§ **Records**:
--- BEGIN ---

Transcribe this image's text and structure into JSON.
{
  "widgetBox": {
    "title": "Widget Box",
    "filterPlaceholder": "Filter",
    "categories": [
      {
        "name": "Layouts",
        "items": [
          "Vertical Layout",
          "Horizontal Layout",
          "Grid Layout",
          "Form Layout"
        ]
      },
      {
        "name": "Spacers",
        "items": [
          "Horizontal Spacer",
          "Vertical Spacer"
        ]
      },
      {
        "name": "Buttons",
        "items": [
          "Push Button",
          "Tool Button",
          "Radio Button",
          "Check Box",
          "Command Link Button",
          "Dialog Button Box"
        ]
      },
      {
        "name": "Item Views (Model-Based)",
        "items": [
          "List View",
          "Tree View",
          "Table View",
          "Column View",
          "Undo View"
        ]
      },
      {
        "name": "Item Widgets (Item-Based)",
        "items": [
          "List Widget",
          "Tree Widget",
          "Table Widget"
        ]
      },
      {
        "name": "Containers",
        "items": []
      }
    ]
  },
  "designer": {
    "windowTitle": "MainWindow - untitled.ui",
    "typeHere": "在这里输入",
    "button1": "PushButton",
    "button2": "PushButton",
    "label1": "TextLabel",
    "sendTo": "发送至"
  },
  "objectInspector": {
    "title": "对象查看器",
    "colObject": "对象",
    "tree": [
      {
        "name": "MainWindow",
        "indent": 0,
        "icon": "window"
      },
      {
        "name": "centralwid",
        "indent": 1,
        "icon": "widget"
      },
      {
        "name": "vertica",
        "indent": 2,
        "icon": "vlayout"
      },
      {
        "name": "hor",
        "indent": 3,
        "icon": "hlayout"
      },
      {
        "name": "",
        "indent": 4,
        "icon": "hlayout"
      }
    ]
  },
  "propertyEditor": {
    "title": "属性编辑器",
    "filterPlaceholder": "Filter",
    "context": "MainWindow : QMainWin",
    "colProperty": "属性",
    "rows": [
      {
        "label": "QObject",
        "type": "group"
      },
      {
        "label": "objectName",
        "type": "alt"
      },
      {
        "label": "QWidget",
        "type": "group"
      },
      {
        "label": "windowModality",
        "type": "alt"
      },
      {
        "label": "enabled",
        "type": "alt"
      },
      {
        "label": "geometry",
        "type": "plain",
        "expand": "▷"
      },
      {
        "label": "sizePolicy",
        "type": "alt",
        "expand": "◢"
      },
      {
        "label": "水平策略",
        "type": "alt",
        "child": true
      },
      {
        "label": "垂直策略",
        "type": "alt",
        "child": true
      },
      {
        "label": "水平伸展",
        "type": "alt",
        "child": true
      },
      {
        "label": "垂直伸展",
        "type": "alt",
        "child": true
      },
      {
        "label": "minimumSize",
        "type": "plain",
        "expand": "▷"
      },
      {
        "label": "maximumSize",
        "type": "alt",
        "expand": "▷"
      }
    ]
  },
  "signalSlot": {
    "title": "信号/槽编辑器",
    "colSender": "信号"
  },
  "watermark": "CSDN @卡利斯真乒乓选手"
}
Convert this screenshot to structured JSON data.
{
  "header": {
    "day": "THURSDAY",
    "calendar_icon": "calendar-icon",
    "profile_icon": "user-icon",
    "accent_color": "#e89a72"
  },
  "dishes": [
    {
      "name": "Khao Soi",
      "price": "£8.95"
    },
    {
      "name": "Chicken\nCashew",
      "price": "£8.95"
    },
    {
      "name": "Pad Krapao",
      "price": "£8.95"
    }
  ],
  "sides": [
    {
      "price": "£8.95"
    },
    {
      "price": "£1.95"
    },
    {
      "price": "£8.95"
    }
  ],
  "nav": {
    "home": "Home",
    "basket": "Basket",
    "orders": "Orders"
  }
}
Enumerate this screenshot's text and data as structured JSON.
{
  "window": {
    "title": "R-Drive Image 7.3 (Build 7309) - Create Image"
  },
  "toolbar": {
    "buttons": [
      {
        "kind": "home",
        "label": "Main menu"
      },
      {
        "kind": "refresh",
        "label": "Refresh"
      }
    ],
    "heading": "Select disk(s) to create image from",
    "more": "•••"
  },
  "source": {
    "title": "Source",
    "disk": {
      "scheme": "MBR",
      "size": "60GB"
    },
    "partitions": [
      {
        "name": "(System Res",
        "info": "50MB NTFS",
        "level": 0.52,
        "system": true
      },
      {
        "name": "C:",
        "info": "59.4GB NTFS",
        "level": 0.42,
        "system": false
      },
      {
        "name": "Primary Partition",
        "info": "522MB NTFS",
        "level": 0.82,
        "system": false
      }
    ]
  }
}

--- END ---

§ **Required work**: Your task is to transcribe the material exactly.

§ **Solution for this problem**:
Transcribe this image's text and structure into JSON.
{
  "widgetBox": {
    "title": "Widget Box",
    "filterPlaceholder": "Filter",
    "categories": [
      {
        "name": "Layouts",
        "items": [
          "Vertical Layout",
          "Horizontal Layout",
          "Grid Layout",
          "Form Layout"
        ]
      },
      {
        "name": "Spacers",
        "items": [
          "Horizontal Spacer",
          "Vertical Spacer"
        ]
      },
      {
        "name": "Buttons",
        "items": [
          "Push Button",
          "Tool Button",
          "Radio Button",
          "Check Box",
          "Command Link Button",
          "Dialog Button Box"
        ]
      },
      {
        "name": "Item Views (Model-Based)",
        "items": [
          "List View",
          "Tree View",
          "Table View",
          "Column View",
          "Undo View"
        ]
      },
      {
        "name": "Item Widgets (Item-Based)",
        "items": [
          "List Widget",
          "Tree Widget",
          "Table Widget"
        ]
      },
      {
        "name": "Containers",
        "items": []
      }
    ]
  },
  "designer": {
    "windowTitle": "MainWindow - untitled.ui",
    "typeHere": "在这里输入",
    "button1": "PushButton",
    "button2": "PushButton",
    "label1": "TextLabel",
    "sendTo": "发送至"
  },
  "objectInspector": {
    "title": "对象查看器",
    "colObject": "对象",
    "tree": [
      {
        "name": "MainWindow",
        "indent": 0,
        "icon": "window"
      },
      {
        "name": "centralwid",
        "indent": 1,
        "icon": "widget"
      },
      {
        "name": "vertica",
        "indent": 2,
        "icon": "vlayout"
      },
      {
        "name": "hor",
        "indent": 3,
        "icon": "hlayout"
      },
      {
        "name": "",
        "indent": 4,
        "icon": "hlayout"
      }
    ]
  },
  "propertyEditor": {
    "title": "属性编辑器",
    "filterPlaceholder": "Filter",
    "context": "MainWindow : QMainWin",
    "colProperty": "属性",
    "rows": [
      {
        "label": "QObject",
        "type": "group"
      },
      {
        "label": "objectName",
        "type": "alt"
      },
      {
        "label": "QWidget",
        "type": "group"
      },
      {
        "label": "windowModality",
        "type": "alt"
      },
      {
        "label": "enabled",
        "type": "alt"
      },
      {
        "label": "geometry",
        "type": "plain",
        "expand": "▷"
      },
      {
        "label": "sizePolicy",
        "type": "alt",
        "expand": "◢"
      },
      {
        "label": "水平策略",
        "type": "alt",
        "child": true
      },
      {
        "label": "垂直策略",
        "type": "alt",
        "child": true
      },
      {
        "label": "水平伸展",
        "type": "alt",
        "child": true
      },
      {
        "label": "垂直伸展",
        "type": "alt",
        "child": true
      },
      {
        "label": "minimumSize",
        "type": "plain",
        "expand": "▷"
      },
      {
        "label": "maximumSize",
        "type": "alt",
        "expand": "▷"
      }
    ]
  },
  "signalSlot": {
    "title": "信号/槽编辑器",
    "colSender": "信号"
  },
  "watermark": "CSDN @卡利斯真乒乓选手"
}
Convert this screenshot to structured JSON data.
{
  "header": {
    "day": "THURSDAY",
    "calendar_icon": "calendar-icon",
    "profile_icon": "user-icon",
    "accent_color": "#e89a72"
  },
  "dishes": [
    {
      "name": "Khao Soi",
      "price": "£8.95"
    },
    {
      "name": "Chicken\nCashew",
      "price": "£8.95"
    },
    {
      "name": "Pad Krapao",
      "price": "£8.95"
    }
  ],
  "sides": [
    {
      "price": "£8.95"
    },
    {
      "price": "£1.95"
    },
    {
      "price": "£8.95"
    }
  ],
  "nav": {
    "home": "Home",
    "basket": "Basket",
    "orders": "Orders"
  }
}
Enumerate this screenshot's text and data as structured JSON.
{
  "window": {
    "title": "R-Drive Image 7.3 (Build 7309) - Create Image"
  },
  "toolbar": {
    "buttons": [
      {
        "kind": "home",
        "label": "Main menu"
      },
      {
        "kind": "refresh",
        "label": "Refresh"
      }
    ],
    "heading": "Select disk(s) to create image from",
    "more": "•••"
  },
  "source": {
    "title": "Source",
    "disk": {
      "scheme": "MBR",
      "size": "60GB"
    },
    "partitions": [
      {
        "name": "(System Res",
        "info": "50MB NTFS",
        "level": 0.52,
        "system": true
      },
      {
        "name": "C:",
        "info": "59.4GB NTFS",
        "level": 0.42,
        "system": false
      },
      {
        "name": "Primary Partition",
        "info": "522MB NTFS",
        "level": 0.82,
        "system": false
      }
    ]
  }
}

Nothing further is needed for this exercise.